* begin *
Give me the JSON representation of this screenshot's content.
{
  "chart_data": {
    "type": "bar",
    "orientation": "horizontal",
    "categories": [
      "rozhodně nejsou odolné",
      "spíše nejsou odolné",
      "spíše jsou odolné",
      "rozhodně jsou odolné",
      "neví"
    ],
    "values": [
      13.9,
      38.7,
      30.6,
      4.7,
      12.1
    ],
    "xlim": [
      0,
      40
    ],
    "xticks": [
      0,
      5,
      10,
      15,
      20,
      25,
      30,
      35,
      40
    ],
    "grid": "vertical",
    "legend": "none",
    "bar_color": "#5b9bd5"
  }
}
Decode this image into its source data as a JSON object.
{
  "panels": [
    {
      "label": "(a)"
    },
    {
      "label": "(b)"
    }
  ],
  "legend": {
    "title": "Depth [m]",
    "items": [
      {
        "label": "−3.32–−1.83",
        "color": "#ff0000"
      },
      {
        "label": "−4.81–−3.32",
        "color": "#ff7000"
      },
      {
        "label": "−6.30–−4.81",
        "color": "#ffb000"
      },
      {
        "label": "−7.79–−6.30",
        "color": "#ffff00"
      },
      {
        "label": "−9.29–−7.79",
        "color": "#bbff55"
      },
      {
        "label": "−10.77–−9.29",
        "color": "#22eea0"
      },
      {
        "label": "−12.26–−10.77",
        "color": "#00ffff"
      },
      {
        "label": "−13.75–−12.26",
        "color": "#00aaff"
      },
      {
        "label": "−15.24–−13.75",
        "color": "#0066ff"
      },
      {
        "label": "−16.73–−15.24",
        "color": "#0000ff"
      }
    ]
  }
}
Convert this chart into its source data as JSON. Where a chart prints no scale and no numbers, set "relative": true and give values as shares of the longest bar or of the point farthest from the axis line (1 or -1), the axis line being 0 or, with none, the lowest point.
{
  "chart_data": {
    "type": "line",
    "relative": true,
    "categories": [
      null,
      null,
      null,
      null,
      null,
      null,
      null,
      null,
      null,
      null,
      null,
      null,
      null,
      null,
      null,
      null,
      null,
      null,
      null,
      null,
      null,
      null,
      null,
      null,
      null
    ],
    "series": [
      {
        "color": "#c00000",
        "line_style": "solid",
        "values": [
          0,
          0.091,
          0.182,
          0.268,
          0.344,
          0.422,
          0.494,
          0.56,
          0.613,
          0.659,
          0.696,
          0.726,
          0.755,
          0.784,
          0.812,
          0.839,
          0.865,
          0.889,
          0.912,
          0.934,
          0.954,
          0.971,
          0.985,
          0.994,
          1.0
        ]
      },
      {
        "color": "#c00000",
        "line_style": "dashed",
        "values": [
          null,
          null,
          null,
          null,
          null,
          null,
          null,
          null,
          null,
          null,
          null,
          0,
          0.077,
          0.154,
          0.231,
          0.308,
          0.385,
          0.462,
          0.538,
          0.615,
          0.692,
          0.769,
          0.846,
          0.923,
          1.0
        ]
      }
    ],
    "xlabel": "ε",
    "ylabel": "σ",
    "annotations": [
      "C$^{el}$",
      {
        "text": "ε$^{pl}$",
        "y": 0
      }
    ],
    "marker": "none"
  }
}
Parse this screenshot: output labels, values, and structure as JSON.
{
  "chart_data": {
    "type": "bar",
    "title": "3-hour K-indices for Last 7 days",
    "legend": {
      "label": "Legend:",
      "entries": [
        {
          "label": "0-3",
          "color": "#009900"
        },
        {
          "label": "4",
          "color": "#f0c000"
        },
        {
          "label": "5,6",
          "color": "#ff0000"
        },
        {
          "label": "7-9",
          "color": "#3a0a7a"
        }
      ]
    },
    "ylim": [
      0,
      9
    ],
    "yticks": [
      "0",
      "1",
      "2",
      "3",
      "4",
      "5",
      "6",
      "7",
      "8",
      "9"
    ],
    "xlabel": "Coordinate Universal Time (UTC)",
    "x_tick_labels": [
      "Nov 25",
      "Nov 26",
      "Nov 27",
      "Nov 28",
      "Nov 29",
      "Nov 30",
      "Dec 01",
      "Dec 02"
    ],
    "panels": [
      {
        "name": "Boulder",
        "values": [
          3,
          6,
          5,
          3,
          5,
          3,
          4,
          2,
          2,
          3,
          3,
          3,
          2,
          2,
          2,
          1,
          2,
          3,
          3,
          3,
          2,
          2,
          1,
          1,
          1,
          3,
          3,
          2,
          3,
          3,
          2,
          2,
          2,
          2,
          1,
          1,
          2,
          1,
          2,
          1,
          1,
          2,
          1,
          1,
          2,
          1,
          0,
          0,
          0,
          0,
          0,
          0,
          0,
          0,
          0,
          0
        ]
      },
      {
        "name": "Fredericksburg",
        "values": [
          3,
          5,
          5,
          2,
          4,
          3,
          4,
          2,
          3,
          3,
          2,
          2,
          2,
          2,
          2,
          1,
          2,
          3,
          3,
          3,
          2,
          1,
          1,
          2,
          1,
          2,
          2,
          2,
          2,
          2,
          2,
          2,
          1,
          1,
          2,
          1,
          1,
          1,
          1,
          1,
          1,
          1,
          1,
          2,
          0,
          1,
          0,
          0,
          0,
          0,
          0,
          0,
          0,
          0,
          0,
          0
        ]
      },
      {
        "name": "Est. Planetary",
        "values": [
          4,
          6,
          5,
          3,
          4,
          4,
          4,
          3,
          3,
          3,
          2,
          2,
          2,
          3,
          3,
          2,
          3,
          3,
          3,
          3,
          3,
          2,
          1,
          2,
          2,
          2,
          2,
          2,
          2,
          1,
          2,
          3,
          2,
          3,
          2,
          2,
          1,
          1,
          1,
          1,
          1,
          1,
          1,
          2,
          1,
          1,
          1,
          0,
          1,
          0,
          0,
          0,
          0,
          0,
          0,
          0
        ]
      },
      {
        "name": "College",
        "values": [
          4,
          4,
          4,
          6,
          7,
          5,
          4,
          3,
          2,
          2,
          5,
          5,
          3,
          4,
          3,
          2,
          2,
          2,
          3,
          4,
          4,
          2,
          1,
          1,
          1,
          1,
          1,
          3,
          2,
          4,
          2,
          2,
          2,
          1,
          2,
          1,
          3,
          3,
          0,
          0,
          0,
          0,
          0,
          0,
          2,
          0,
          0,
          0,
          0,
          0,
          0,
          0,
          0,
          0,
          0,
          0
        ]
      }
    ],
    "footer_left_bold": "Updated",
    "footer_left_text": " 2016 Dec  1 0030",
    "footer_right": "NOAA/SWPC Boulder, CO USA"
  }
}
* end *
Retype all of the material above with every character intact.

:: Answer ::
Give me the JSON representation of this screenshot's content.
{
  "chart_data": {
    "type": "bar",
    "orientation": "horizontal",
    "categories": [
      "rozhodně nejsou odolné",
      "spíše nejsou odolné",
      "spíše jsou odolné",
      "rozhodně jsou odolné",
      "neví"
    ],
    "values": [
      13.9,
      38.7,
      30.6,
      4.7,
      12.1
    ],
    "xlim": [
      0,
      40
    ],
    "xticks": [
      0,
      5,
      10,
      15,
      20,
      25,
      30,
      35,
      40
    ],
    "grid": "vertical",
    "legend": "none",
    "bar_color": "#5b9bd5"
  }
}
Decode this image into its source data as a JSON object.
{
  "panels": [
    {
      "label": "(a)"
    },
    {
      "label": "(b)"
    }
  ],
  "legend": {
    "title": "Depth [m]",
    "items": [
      {
        "label": "−3.32–−1.83",
        "color": "#ff0000"
      },
      {
        "label": "−4.81–−3.32",
        "color": "#ff7000"
      },
      {
        "label": "−6.30–−4.81",
        "color": "#ffb000"
      },
      {
        "label": "−7.79–−6.30",
        "color": "#ffff00"
      },
      {
        "label": "−9.29–−7.79",
        "color": "#bbff55"
      },
      {
        "label": "−10.77–−9.29",
        "color": "#22eea0"
      },
      {
        "label": "−12.26–−10.77",
        "color": "#00ffff"
      },
      {
        "label": "−13.75–−12.26",
        "color": "#00aaff"
      },
      {
        "label": "−15.24–−13.75",
        "color": "#0066ff"
      },
      {
        "label": "−16.73–−15.24",
        "color": "#0000ff"
      }
    ]
  }
}
Convert this chart into its source data as JSON. Where a chart prints no scale and no numbers, set "relative": true and give values as shares of the longest bar or of the point farthest from the axis line (1 or -1), the axis line being 0 or, with none, the lowest point.
{
  "chart_data": {
    "type": "line",
    "relative": true,
    "categories": [
      null,
      null,
      null,
      null,
      null,
      null,
      null,
      null,
      null,
      null,
      null,
      null,
      null,
      null,
      null,
      null,
      null,
      null,
      null,
      null,
      null,
      null,
      null,
      null,
      null
    ],
    "series": [
      {
        "color": "#c00000",
        "line_style": "solid",
        "values": [
          0,
          0.091,
          0.182,
          0.268,
          0.344,
          0.422,
          0.494,
          0.56,
          0.613,
          0.659,
          0.696,
          0.726,
          0.755,
          0.784,
          0.812,
          0.839,
          0.865,
          0.889,
          0.912,
          0.934,
          0.954,
          0.971,
          0.985,
          0.994,
          1.0
        ]
      },
      {
        "color": "#c00000",
        "line_style": "dashed",
        "values": [
          null,
          null,
          null,
          null,
          null,
          null,
          null,
          null,
          null,
          null,
          null,
          0,
          0.077,
          0.154,
          0.231,
          0.308,
          0.385,
          0.462,
          0.538,
          0.615,
          0.692,
          0.769,
          0.846,
          0.923,
          1.0
        ]
      }
    ],
    "xlabel": "ε",
    "ylabel": "σ",
    "annotations": [
      "C$^{el}$",
      {
        "text": "ε$^{pl}$",
        "y": 0
      }
    ],
    "marker": "none"
  }
}
Parse this screenshot: output labels, values, and structure as JSON.
{
  "chart_data": {
    "type": "bar",
    "title": "3-hour K-indices for Last 7 days",
    "legend": {
      "label": "Legend:",
      "entries": [
        {
          "label": "0-3",
          "color": "#009900"
        },
        {
          "label": "4",
          "color": "#f0c000"
        },
        {
          "label": "5,6",
          "color": "#ff0000"
        },
        {
          "label": "7-9",
          "color": "#3a0a7a"
        }
      ]
    },
    "ylim": [
      0,
      9
    ],
    "yticks": [
      "0",
      "1",
      "2",
      "3",
      "4",
      "5",
      "6",
      "7",
      "8",
      "9"
    ],
    "xlabel": "Coordinate Universal Time (UTC)",
    "x_tick_labels": [
      "Nov 25",
      "Nov 26",
      "Nov 27",
      "Nov 28",
      "Nov 29",
      "Nov 30",
      "Dec 01",
      "Dec 02"
    ],
    "panels": [
      {
        "name": "Boulder",
        "values": [
          3,
          6,
          5,
          3,
          5,
          3,
          4,
          2,
          2,
          3,
          3,
          3,
          2,
          2,
          2,
          1,
          2,
          3,
          3,
          3,
          2,
          2,
          1,
          1,
          1,
          3,
          3,
          2,
          3,
          3,
          2,
          2,
          2,
          2,
          1,
          1,
          2,
          1,
          2,
          1,
          1,
          2,
          1,
          1,
          2,
          1,
          0,
          0,
          0,
          0,
          0,
          0,
          0,
          0,
          0,
          0
        ]
      },
      {
        "name": "Fredericksburg",
        "values": [
          3,
          5,
          5,
          2,
          4,
          3,
          4,
          2,
          3,
          3,
          2,
          2,
          2,
          2,
          2,
          1,
          2,
          3,
          3,
          3,
          2,
          1,
          1,
          2,
          1,
          2,
          2,
          2,
          2,
          2,
          2,
          2,
          1,
          1,
          2,
          1,
          1,
          1,
          1,
          1,
          1,
          1,
          1,
          2,
          0,
          1,
          0,
          0,
          0,
          0,
          0,
          0,
          0,
          0,
          0,
          0
        ]
      },
      {
        "name": "Est. Planetary",
        "values": [
          4,
          6,
          5,
          3,
          4,
          4,
          4,
          3,
          3,
          3,
          2,
          2,
          2,
          3,
          3,
          2,
          3,
          3,
          3,
          3,
          3,
          2,
          1,
          2,
          2,
          2,
          2,
          2,
          2,
          1,
          2,
          3,
          2,
          3,
          2,
          2,
          1,
          1,
          1,
          1,
          1,
          1,
          1,
          2,
          1,
          1,
          1,
          0,
          1,
          0,
          0,
          0,
          0,
          0,
          0,
          0
        ]
      },
      {
        "name": "College",
        "values": [
          4,
          4,
          4,
          6,
          7,
          5,
          4,
          3,
          2,
          2,
          5,
          5,
          3,
          4,
          3,
          2,
          2,
          2,
          3,
          4,
          4,
          2,
          1,
          1,
          1,
          1,
          1,
          3,
          2,
          4,
          2,
          2,
          2,
          1,
          2,
          1,
          3,
          3,
          0,
          0,
          0,
          0,
          0,
          0,
          2,
          0,
          0,
          0,
          0,
          0,
          0,
          0,
          0,
          0,
          0,
          0
        ]
      }
    ],
    "footer_left_bold": "Updated",
    "footer_left_text": " 2016 Dec  1 0030",
    "footer_right": "NOAA/SWPC Boulder, CO USA"
  }
}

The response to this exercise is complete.